» **Exercise task**:
Return the number of lines that include the string "JSON", without any other text.
>> START Extracted entries
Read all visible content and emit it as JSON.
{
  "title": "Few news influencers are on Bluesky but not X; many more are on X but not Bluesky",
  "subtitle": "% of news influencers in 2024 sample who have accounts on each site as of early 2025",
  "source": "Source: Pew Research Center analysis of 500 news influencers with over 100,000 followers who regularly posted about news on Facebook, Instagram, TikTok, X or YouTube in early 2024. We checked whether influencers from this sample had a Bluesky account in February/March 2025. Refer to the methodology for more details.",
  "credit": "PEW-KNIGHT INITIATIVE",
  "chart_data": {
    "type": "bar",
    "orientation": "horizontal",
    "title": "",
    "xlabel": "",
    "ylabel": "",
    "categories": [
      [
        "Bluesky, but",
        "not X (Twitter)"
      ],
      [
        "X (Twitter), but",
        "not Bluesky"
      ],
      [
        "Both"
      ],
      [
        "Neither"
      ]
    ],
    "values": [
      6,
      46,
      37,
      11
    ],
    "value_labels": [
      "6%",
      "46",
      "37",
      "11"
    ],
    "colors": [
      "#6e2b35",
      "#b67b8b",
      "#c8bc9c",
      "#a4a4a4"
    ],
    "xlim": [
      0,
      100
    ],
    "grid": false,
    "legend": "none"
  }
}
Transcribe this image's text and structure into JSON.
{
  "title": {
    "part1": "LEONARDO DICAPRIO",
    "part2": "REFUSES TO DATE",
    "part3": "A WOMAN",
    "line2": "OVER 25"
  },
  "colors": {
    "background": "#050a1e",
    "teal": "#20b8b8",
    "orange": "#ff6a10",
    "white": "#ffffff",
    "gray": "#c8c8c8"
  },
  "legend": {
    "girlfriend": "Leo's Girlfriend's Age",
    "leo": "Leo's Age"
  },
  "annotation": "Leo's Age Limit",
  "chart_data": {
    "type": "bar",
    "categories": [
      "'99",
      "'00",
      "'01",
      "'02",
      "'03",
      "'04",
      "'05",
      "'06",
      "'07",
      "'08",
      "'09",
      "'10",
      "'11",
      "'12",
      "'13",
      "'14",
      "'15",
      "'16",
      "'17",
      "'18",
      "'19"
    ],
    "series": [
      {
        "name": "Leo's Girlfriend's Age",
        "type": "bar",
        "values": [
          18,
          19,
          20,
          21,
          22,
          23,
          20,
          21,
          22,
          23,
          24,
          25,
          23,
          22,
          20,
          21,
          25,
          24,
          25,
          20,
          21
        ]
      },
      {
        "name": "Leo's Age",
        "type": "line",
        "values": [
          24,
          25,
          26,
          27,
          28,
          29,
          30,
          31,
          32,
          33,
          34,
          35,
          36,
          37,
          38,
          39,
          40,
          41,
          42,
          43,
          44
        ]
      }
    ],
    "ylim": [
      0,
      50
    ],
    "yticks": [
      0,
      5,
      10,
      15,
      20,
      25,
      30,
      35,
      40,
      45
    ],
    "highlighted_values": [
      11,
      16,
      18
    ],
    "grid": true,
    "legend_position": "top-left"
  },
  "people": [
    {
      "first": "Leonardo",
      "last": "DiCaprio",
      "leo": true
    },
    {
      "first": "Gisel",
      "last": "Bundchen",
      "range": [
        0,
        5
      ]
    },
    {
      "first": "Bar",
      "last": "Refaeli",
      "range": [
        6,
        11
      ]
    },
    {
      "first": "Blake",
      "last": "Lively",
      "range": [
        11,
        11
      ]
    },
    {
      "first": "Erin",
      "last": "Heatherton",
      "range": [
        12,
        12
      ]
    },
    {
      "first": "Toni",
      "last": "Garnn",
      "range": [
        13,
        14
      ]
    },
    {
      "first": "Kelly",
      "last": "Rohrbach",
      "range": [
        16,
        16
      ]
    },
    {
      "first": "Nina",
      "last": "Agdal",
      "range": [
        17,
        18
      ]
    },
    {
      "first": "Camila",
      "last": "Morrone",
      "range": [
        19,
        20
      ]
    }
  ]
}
>> END Extracted entries
» **Result**:
2